### Provided records:
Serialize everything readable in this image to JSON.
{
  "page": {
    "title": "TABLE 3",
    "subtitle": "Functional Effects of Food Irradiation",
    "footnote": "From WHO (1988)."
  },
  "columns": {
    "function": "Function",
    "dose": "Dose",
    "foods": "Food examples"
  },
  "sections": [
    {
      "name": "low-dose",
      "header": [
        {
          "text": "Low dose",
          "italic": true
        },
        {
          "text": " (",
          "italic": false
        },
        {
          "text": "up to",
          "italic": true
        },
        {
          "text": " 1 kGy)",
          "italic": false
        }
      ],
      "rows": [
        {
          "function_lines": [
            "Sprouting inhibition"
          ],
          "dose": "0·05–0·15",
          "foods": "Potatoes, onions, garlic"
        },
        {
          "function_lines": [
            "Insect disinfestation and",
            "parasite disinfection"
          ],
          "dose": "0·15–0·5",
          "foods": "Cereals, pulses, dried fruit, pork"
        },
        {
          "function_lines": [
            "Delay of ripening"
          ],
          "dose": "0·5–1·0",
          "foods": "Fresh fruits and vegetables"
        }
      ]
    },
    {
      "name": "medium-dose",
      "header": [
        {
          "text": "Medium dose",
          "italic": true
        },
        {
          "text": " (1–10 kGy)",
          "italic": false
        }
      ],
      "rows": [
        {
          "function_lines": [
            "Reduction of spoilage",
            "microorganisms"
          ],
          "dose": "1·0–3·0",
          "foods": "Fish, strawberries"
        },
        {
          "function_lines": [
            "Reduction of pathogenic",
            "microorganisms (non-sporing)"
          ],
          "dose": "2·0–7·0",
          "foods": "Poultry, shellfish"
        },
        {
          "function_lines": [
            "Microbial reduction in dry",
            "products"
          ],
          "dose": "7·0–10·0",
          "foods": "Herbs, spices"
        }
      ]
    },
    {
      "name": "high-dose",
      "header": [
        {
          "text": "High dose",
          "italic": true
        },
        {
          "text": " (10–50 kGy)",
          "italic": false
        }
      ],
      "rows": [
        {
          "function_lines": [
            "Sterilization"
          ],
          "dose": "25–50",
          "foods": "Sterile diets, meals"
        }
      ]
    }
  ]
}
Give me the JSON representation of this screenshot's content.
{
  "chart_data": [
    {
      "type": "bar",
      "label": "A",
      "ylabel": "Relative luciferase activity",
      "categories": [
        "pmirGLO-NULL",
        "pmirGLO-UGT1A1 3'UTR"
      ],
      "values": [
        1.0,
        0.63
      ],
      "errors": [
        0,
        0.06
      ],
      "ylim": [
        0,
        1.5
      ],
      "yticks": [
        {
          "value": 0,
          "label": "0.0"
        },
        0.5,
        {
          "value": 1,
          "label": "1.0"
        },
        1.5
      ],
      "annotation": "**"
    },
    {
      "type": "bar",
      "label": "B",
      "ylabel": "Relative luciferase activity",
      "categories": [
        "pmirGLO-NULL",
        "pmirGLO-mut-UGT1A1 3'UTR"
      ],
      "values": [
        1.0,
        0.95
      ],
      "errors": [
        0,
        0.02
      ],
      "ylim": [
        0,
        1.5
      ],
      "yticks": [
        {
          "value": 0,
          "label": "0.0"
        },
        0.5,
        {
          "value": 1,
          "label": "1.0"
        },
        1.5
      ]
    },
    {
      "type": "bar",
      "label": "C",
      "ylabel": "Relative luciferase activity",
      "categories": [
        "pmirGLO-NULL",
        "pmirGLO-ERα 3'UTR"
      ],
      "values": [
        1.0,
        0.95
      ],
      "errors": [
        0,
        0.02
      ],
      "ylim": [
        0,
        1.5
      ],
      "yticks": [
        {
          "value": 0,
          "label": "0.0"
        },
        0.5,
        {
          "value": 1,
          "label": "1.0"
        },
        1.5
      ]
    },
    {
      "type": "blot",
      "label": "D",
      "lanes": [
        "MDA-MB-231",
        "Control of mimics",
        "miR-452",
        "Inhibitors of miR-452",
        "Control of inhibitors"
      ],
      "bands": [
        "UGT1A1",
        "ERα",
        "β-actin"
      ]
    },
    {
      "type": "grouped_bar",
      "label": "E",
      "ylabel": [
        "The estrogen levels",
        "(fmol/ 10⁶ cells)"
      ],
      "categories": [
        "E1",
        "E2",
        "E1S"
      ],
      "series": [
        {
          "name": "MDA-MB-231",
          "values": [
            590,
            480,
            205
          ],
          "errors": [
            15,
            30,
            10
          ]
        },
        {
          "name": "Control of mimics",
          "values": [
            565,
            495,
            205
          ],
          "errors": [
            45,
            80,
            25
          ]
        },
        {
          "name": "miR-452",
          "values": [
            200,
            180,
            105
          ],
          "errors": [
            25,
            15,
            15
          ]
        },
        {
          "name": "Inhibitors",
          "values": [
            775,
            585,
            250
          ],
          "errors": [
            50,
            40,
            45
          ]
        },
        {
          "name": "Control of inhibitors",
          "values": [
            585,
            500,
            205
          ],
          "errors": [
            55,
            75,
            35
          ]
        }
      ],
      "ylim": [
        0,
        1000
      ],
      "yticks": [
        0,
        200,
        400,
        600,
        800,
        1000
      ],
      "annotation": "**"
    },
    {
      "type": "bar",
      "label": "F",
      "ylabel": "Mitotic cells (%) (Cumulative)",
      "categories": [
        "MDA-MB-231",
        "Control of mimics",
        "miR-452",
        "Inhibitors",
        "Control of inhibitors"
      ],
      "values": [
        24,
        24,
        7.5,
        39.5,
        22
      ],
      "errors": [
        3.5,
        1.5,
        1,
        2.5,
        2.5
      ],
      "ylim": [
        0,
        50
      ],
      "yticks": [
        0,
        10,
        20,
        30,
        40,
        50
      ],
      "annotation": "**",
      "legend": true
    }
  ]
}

### Directions:
Output each line of the material exactly as it was written above.

### Response area:
Serialize everything readable in this image to JSON.
{
  "page": {
    "title": "TABLE 3",
    "subtitle": "Functional Effects of Food Irradiation",
    "footnote": "From WHO (1988)."
  },
  "columns": {
    "function": "Function",
    "dose": "Dose",
    "foods": "Food examples"
  },
  "sections": [
    {
      "name": "low-dose",
      "header": [
        {
          "text": "Low dose",
          "italic": true
        },
        {
          "text": " (",
          "italic": false
        },
        {
          "text": "up to",
          "italic": true
        },
        {
          "text": " 1 kGy)",
          "italic": false
        }
      ],
      "rows": [
        {
          "function_lines": [
            "Sprouting inhibition"
          ],
          "dose": "0·05–0·15",
          "foods": "Potatoes, onions, garlic"
        },
        {
          "function_lines": [
            "Insect disinfestation and",
            "parasite disinfection"
          ],
          "dose": "0·15–0·5",
          "foods": "Cereals, pulses, dried fruit, pork"
        },
        {
          "function_lines": [
            "Delay of ripening"
          ],
          "dose": "0·5–1·0",
          "foods": "Fresh fruits and vegetables"
        }
      ]
    },
    {
      "name": "medium-dose",
      "header": [
        {
          "text": "Medium dose",
          "italic": true
        },
        {
          "text": " (1–10 kGy)",
          "italic": false
        }
      ],
      "rows": [
        {
          "function_lines": [
            "Reduction of spoilage",
            "microorganisms"
          ],
          "dose": "1·0–3·0",
          "foods": "Fish, strawberries"
        },
        {
          "function_lines": [
            "Reduction of pathogenic",
            "microorganisms (non-sporing)"
          ],
          "dose": "2·0–7·0",
          "foods": "Poultry, shellfish"
        },
        {
          "function_lines": [
            "Microbial reduction in dry",
            "products"
          ],
          "dose": "7·0–10·0",
          "foods": "Herbs, spices"
        }
      ]
    },
    {
      "name": "high-dose",
      "header": [
        {
          "text": "High dose",
          "italic": true
        },
        {
          "text": " (10–50 kGy)",
          "italic": false
        }
      ],
      "rows": [
        {
          "function_lines": [
            "Sterilization"
          ],
          "dose": "25–50",
          "foods": "Sterile diets, meals"
        }
      ]
    }
  ]
}
Give me the JSON representation of this screenshot's content.
{
  "chart_data": [
    {
      "type": "bar",
      "label": "A",
      "ylabel": "Relative luciferase activity",
      "categories": [
        "pmirGLO-NULL",
        "pmirGLO-UGT1A1 3'UTR"
      ],
      "values": [
        1.0,
        0.63
      ],
      "errors": [
        0,
        0.06
      ],
      "ylim": [
        0,
        1.5
      ],
      "yticks": [
        {
          "value": 0,
          "label": "0.0"
        },
        0.5,
        {
          "value": 1,
          "label": "1.0"
        },
        1.5
      ],
      "annotation": "**"
    },
    {
      "type": "bar",
      "label": "B",
      "ylabel": "Relative luciferase activity",
      "categories": [
        "pmirGLO-NULL",
        "pmirGLO-mut-UGT1A1 3'UTR"
      ],
      "values": [
        1.0,
        0.95
      ],
      "errors": [
        0,
        0.02
      ],
      "ylim": [
        0,
        1.5
      ],
      "yticks": [
        {
          "value": 0,
          "label": "0.0"
        },
        0.5,
        {
          "value": 1,
          "label": "1.0"
        },
        1.5
      ]
    },
    {
      "type": "bar",
      "label": "C",
      "ylabel": "Relative luciferase activity",
      "categories": [
        "pmirGLO-NULL",
        "pmirGLO-ERα 3'UTR"
      ],
      "values": [
        1.0,
        0.95
      ],
      "errors": [
        0,
        0.02
      ],
      "ylim": [
        0,
        1.5
      ],
      "yticks": [
        {
          "value": 0,
          "label": "0.0"
        },
        0.5,
        {
          "value": 1,
          "label": "1.0"
        },
        1.5
      ]
    },
    {
      "type": "blot",
      "label": "D",
      "lanes": [
        "MDA-MB-231",
        "Control of mimics",
        "miR-452",
        "Inhibitors of miR-452",
        "Control of inhibitors"
      ],
      "bands": [
        "UGT1A1",
        "ERα",
        "β-actin"
      ]
    },
    {
      "type": "grouped_bar",
      "label": "E",
      "ylabel": [
        "The estrogen levels",
        "(fmol/ 10⁶ cells)"
      ],
      "categories": [
        "E1",
        "E2",
        "E1S"
      ],
      "series": [
        {
          "name": "MDA-MB-231",
          "values": [
            590,
            480,
            205
          ],
          "errors": [
            15,
            30,
            10
          ]
        },
        {
          "name": "Control of mimics",
          "values": [
            565,
            495,
            205
          ],
          "errors": [
            45,
            80,
            25
          ]
        },
        {
          "name": "miR-452",
          "values": [
            200,
            180,
            105
          ],
          "errors": [
            25,
            15,
            15
          ]
        },
        {
          "name": "Inhibitors",
          "values": [
            775,
            585,
            250
          ],
          "errors": [
            50,
            40,
            45
          ]
        },
        {
          "name": "Control of inhibitors",
          "values": [
            585,
            500,
            205
          ],
          "errors": [
            55,
            75,
            35
          ]
        }
      ],
      "ylim": [
        0,
        1000
      ],
      "yticks": [
        0,
        200,
        400,
        600,
        800,
        1000
      ],
      "annotation": "**"
    },
    {
      "type": "bar",
      "label": "F",
      "ylabel": "Mitotic cells (%) (Cumulative)",
      "categories": [
        "MDA-MB-231",
        "Control of mimics",
        "miR-452",
        "Inhibitors",
        "Control of inhibitors"
      ],
      "values": [
        24,
        24,
        7.5,
        39.5,
        22
      ],
      "errors": [
        3.5,
        1.5,
        1,
        2.5,
        2.5
      ],
      "ylim": [
        0,
        50
      ],
      "yticks": [
        0,
        10,
        20,
        30,
        40,
        50
      ],
      "annotation": "**",
      "legend": true
    }
  ]
}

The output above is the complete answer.